* What you will do: Your task is to write out exactly the lines from the line containing "Output a JSON object describing" through the end of the records, inclusive at both ends.
Start of Exercise inputs
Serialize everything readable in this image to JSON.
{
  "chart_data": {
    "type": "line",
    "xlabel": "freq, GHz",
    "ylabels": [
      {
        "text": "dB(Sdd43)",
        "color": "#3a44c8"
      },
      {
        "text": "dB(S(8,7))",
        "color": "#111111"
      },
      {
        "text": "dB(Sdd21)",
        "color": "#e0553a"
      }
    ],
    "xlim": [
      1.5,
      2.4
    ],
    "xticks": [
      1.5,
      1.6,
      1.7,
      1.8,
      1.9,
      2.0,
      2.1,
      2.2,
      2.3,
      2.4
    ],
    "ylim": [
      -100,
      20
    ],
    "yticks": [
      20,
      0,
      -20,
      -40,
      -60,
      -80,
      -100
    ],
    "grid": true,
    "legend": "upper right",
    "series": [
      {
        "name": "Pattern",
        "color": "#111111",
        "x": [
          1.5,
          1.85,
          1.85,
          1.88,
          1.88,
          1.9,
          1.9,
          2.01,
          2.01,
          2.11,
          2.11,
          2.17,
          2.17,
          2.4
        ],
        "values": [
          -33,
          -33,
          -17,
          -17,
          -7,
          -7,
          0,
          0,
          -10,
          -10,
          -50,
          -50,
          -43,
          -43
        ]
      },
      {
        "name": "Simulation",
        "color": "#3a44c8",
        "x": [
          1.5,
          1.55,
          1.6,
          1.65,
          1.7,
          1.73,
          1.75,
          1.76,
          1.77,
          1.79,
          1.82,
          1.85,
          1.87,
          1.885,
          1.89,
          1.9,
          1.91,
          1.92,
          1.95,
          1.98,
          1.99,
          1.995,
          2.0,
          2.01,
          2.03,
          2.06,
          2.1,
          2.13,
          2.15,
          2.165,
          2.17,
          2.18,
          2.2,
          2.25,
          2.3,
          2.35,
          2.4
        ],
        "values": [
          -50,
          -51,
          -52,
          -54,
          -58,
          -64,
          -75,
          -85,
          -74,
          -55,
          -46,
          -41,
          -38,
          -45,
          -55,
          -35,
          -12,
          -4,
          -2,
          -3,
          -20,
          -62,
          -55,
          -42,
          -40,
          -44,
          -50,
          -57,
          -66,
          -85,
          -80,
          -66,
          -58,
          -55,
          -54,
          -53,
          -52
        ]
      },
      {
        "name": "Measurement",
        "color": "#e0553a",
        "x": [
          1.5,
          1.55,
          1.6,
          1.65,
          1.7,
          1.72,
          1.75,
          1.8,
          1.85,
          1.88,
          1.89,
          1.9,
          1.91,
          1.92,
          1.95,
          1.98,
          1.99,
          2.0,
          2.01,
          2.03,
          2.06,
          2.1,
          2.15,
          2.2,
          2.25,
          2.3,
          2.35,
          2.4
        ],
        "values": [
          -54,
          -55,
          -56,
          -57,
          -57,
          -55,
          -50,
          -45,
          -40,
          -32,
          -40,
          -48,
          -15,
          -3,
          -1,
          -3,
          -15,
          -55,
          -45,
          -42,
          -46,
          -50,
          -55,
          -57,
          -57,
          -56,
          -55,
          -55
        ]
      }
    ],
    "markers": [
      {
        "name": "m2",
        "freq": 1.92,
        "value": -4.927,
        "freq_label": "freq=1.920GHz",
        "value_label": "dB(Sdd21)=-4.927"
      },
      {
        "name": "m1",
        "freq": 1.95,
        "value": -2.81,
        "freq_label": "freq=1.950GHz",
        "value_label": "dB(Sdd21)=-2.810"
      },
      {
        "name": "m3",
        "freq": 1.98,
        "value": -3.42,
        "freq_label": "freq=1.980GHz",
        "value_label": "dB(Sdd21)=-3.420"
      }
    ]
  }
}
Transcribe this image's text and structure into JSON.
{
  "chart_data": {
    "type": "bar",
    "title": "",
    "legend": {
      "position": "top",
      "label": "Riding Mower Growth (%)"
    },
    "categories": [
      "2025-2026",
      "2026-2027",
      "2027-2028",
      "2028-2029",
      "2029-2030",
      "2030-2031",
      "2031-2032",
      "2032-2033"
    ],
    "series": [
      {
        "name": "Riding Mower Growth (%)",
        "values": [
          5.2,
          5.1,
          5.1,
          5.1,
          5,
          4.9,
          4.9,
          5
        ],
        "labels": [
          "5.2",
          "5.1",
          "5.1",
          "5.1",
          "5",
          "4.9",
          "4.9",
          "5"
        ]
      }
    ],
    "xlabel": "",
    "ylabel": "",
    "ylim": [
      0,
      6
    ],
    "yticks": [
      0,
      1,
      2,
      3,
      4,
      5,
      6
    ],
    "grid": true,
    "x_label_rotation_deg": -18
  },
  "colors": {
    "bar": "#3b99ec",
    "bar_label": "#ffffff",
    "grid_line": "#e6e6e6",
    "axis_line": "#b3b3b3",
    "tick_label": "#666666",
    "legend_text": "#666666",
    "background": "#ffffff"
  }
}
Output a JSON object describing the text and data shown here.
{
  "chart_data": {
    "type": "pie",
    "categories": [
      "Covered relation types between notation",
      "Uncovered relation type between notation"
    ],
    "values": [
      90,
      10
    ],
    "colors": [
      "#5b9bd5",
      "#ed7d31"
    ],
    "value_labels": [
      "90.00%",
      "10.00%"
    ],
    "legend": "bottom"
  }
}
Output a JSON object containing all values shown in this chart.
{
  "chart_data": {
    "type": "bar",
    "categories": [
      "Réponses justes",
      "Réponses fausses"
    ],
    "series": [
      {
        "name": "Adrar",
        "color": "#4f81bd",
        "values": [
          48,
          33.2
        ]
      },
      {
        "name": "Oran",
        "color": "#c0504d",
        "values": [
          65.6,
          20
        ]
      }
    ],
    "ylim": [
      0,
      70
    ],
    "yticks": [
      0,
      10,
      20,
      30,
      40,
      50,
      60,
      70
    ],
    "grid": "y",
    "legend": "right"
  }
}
End of Exercise inputs
* Solution to the exercise:
Output a JSON object describing the text and data shown here.
{
  "chart_data": {
    "type": "pie",
    "categories": [
      "Covered relation types between notation",
      "Uncovered relation type between notation"
    ],
    "values": [
      90,
      10
    ],
    "colors": [
      "#5b9bd5",
      "#ed7d31"
    ],
    "value_labels": [
      "90.00%",
      "10.00%"
    ],
    "legend": "bottom"
  }
}
Output a JSON object containing all values shown in this chart.
{
  "chart_data": {
    "type": "bar",
    "categories": [
      "Réponses justes",
      "Réponses fausses"
    ],
    "series": [
      {
        "name": "Adrar",
        "color": "#4f81bd",
        "values": [
          48,
          33.2
        ]
      },
      {
        "name": "Oran",
        "color": "#c0504d",
        "values": [
          65.6,
          20
        ]
      }
    ],
    "ylim": [
      0,
      70
    ],
    "yticks": [
      0,
      10,
      20,
      30,
      40,
      50,
      60,
      70
    ],
    "grid": "y",
    "legend": "right"
  }
}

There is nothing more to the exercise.